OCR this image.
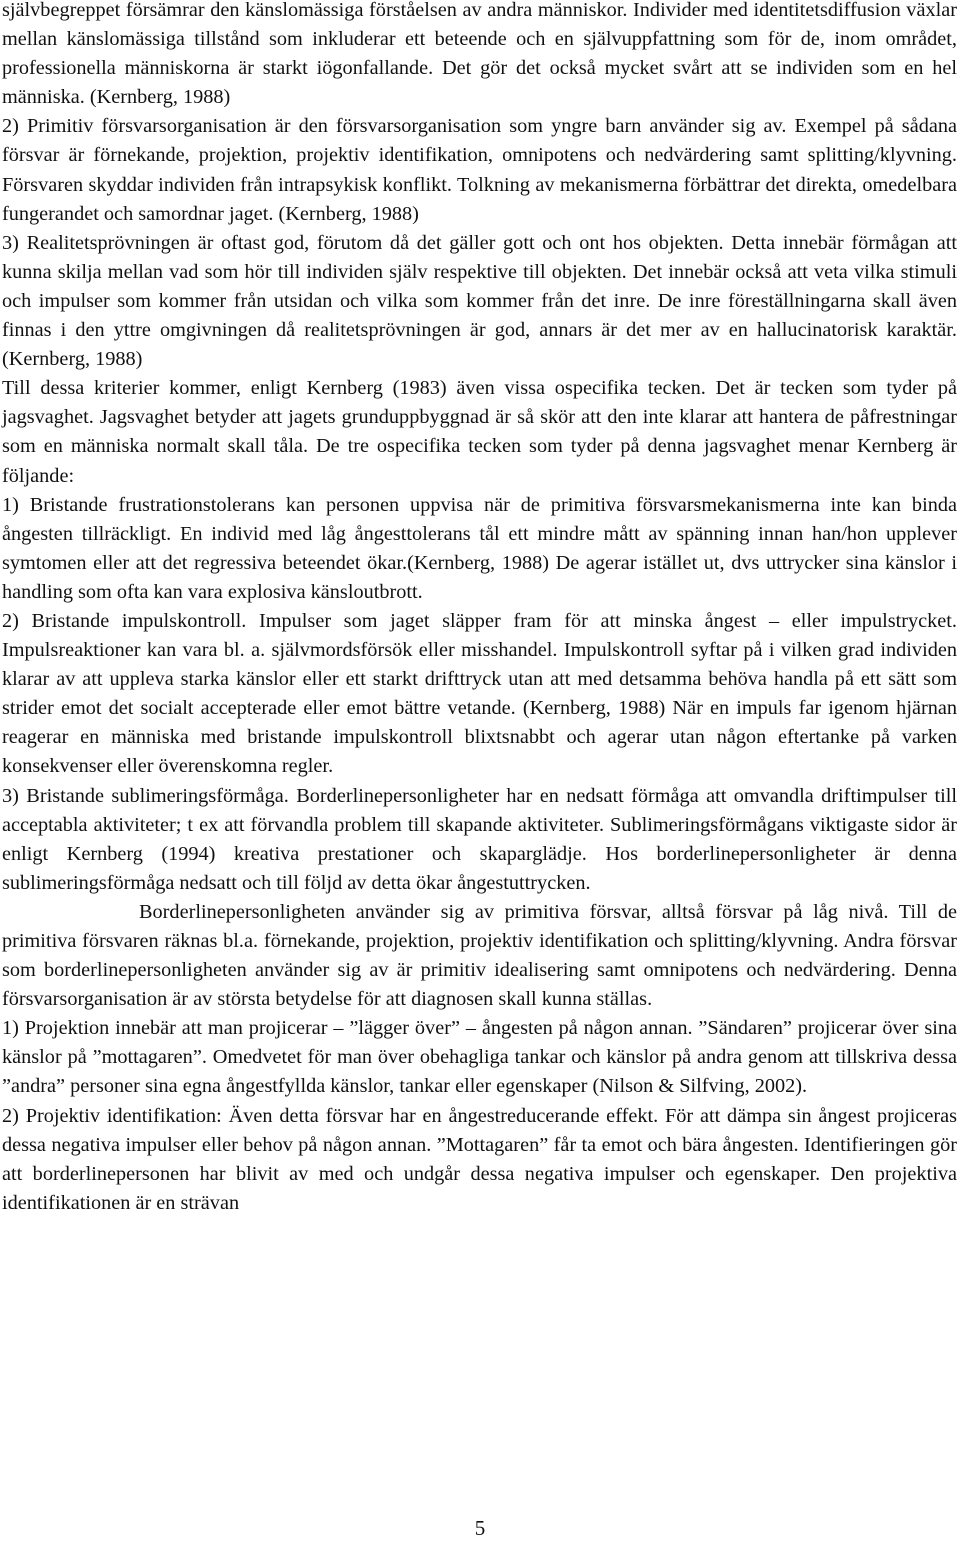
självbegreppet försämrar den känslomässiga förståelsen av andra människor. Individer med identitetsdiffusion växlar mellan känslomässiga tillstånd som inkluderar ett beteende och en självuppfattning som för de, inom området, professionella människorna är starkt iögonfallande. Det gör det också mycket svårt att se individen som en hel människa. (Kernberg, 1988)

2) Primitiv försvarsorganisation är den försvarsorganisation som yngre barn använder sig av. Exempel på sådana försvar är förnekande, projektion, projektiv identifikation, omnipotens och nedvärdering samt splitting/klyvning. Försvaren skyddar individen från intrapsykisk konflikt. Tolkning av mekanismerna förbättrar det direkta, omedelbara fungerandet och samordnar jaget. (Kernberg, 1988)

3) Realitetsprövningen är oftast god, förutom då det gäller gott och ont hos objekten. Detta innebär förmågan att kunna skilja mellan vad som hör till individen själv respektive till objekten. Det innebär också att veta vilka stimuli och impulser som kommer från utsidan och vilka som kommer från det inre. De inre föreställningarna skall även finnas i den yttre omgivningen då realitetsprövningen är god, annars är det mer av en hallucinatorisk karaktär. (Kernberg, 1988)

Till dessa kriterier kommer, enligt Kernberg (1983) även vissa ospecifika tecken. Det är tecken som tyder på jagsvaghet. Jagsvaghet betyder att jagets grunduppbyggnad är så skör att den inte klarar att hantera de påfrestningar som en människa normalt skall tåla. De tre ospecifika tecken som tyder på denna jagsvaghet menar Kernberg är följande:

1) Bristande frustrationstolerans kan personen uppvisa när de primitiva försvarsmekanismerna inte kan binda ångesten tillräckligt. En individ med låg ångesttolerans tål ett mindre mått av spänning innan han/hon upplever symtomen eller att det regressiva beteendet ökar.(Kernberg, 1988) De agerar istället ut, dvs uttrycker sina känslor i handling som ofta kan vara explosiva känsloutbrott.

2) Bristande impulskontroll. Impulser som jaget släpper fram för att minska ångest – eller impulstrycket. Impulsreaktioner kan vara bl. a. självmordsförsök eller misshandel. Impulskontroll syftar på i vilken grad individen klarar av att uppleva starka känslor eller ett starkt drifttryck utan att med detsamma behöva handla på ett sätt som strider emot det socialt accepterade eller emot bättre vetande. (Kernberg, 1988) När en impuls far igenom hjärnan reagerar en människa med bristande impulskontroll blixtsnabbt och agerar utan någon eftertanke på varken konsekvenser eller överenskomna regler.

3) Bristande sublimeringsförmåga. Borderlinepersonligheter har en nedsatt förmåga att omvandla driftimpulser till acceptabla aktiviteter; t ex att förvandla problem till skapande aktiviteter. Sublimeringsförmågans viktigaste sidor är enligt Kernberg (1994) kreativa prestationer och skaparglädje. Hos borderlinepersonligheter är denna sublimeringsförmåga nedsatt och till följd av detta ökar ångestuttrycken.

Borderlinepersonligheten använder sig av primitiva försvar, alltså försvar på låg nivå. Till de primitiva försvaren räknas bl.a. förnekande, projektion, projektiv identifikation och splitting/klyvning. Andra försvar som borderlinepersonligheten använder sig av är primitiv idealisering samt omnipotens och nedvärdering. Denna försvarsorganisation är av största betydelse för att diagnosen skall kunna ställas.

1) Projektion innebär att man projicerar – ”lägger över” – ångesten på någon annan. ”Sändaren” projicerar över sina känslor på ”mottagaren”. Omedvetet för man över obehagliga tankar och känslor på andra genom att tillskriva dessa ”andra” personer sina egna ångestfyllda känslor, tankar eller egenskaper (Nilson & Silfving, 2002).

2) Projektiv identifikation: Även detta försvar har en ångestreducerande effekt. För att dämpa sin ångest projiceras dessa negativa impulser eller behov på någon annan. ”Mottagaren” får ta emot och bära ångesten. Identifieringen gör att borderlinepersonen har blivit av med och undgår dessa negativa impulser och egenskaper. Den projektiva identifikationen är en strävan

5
-=-=-=-=-
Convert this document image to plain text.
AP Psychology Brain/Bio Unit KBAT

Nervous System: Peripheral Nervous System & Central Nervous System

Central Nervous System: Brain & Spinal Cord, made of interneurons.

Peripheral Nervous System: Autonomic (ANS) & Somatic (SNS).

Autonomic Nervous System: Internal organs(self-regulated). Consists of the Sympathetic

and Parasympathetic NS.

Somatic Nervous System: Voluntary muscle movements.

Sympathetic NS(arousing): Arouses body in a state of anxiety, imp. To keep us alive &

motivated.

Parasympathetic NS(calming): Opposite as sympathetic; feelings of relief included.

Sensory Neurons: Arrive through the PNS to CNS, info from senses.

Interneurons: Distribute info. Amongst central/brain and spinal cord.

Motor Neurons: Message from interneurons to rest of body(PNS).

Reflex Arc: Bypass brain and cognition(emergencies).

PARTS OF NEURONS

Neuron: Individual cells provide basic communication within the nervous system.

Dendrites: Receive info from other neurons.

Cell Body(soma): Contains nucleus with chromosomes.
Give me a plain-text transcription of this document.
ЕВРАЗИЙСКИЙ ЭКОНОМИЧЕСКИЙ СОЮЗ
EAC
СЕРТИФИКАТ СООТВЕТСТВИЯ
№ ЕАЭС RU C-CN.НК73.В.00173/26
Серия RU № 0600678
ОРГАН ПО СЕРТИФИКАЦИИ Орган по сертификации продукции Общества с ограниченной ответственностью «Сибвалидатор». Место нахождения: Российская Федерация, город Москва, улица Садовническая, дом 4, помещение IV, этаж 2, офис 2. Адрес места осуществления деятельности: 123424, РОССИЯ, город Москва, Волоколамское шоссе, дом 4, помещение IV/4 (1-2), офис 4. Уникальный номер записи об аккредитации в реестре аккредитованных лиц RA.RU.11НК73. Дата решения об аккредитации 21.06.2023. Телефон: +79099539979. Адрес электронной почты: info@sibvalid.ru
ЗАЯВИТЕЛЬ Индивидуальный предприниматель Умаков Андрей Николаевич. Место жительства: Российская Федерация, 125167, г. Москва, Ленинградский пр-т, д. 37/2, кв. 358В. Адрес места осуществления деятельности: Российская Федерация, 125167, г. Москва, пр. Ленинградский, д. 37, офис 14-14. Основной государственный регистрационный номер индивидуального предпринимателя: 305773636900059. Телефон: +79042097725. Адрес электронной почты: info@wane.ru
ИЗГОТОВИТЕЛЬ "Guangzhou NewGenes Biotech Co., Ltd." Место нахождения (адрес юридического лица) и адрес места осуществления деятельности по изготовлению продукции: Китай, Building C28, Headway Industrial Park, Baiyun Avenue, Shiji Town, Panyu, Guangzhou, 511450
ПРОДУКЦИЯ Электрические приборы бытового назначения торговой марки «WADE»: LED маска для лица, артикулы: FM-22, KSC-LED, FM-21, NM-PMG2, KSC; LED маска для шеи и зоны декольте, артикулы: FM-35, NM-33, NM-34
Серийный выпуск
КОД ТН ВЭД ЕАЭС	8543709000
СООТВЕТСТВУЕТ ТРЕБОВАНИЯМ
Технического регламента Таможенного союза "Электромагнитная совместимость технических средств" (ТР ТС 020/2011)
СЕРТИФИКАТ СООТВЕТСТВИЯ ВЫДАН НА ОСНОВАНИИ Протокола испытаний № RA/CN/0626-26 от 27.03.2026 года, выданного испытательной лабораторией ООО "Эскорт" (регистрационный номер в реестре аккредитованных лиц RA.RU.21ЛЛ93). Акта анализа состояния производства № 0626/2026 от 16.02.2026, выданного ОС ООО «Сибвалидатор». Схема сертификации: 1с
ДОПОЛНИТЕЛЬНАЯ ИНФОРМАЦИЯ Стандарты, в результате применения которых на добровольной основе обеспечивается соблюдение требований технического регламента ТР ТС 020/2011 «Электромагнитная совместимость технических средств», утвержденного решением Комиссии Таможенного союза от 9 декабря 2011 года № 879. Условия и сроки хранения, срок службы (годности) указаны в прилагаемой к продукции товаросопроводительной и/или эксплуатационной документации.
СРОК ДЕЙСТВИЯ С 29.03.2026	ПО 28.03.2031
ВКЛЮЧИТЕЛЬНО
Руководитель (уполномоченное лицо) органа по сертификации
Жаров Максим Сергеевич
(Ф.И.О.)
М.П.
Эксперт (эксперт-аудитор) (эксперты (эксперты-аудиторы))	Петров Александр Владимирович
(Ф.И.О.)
-=-=-=-=-
■ **What to produce**:
Wherever the string "dessa" occurs in the entries, copy that whole line.

■ **Solution for this task**:
Till dessa kriterier kommer, enligt Kernberg (1983) även vissa ospecifika tecken. Det är tecken som tyder på jagsvaghet. Jagsvaghet betyder att jagets grunduppbyggnad är så skör att den inte klarar att hantera de påfrestningar som en människa normalt skall tåla. De tre ospecifika tecken som tyder på denna jagsvaghet menar Kernberg är följande:
1) Projektion innebär att man projicerar – ”lägger över” – ångesten på någon annan. ”Sändaren” projicerar över sina känslor på ”mottagaren”. Omedvetet för man över obehagliga tankar och känslor på andra genom att tillskriva dessa ”andra” personer sina egna ångestfyllda känslor, tankar eller egenskaper (Nilson & Silfving, 2002).
2) Projektiv identifikation: Även detta försvar har en ångestreducerande effekt. För att dämpa sin ångest projiceras dessa negativa impulser eller behov på någon annan. ”Mottagaren” får ta emot och bära ångesten. Identifieringen gör att borderlinepersonen har blivit av med och undgår dessa negativa impulser och egenskaper. Den projektiva identifikationen är en strävan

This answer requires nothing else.